* _Collection entries_:
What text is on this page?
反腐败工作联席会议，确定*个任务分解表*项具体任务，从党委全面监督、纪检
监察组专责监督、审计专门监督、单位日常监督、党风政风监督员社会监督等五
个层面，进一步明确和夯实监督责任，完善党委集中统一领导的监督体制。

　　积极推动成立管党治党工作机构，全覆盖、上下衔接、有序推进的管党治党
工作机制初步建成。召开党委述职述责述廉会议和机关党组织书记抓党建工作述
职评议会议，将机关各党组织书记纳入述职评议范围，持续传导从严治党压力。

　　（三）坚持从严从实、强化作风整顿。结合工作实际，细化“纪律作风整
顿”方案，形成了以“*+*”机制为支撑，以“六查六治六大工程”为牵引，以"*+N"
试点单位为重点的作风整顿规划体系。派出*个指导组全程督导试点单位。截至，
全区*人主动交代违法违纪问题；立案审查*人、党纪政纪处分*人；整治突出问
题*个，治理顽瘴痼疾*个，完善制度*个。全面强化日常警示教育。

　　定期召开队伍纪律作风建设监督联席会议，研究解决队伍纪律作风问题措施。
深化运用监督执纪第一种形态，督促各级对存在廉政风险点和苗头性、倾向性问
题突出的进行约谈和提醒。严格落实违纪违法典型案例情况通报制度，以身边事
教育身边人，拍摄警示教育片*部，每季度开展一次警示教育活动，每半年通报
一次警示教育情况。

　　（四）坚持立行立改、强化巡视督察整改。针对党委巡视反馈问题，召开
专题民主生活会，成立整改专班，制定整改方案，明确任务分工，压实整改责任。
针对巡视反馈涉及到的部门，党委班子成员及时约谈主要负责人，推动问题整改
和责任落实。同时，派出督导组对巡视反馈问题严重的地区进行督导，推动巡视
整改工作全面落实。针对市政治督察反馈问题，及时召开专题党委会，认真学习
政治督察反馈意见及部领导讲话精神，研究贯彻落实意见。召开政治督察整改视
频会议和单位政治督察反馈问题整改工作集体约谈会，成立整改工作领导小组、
---
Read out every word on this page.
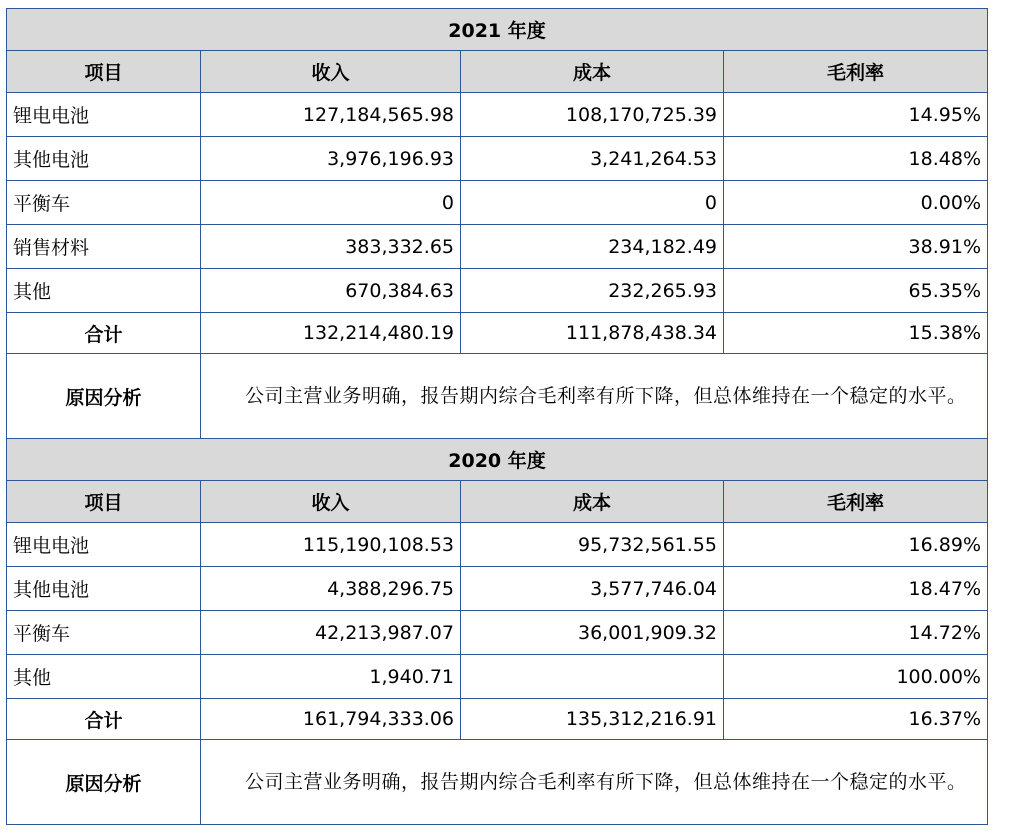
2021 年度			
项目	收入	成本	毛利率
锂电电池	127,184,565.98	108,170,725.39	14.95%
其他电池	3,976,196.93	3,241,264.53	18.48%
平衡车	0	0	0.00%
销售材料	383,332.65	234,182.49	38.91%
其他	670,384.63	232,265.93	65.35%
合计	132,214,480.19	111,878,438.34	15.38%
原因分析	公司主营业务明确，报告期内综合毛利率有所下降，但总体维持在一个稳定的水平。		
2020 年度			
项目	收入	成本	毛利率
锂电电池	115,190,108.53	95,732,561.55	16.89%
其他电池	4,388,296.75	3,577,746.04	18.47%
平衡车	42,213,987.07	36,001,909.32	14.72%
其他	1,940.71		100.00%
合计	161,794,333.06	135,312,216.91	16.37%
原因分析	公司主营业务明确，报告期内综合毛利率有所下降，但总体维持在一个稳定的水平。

* _Short task_: Look through the records and gather every line containing "公司主营业务明确".

* _Task solution_:
原因分析	公司主营业务明确，报告期内综合毛利率有所下降，但总体维持在一个稳定的水平。		
原因分析	公司主营业务明确，报告期内综合毛利率有所下降，但总体维持在一个稳定的水平。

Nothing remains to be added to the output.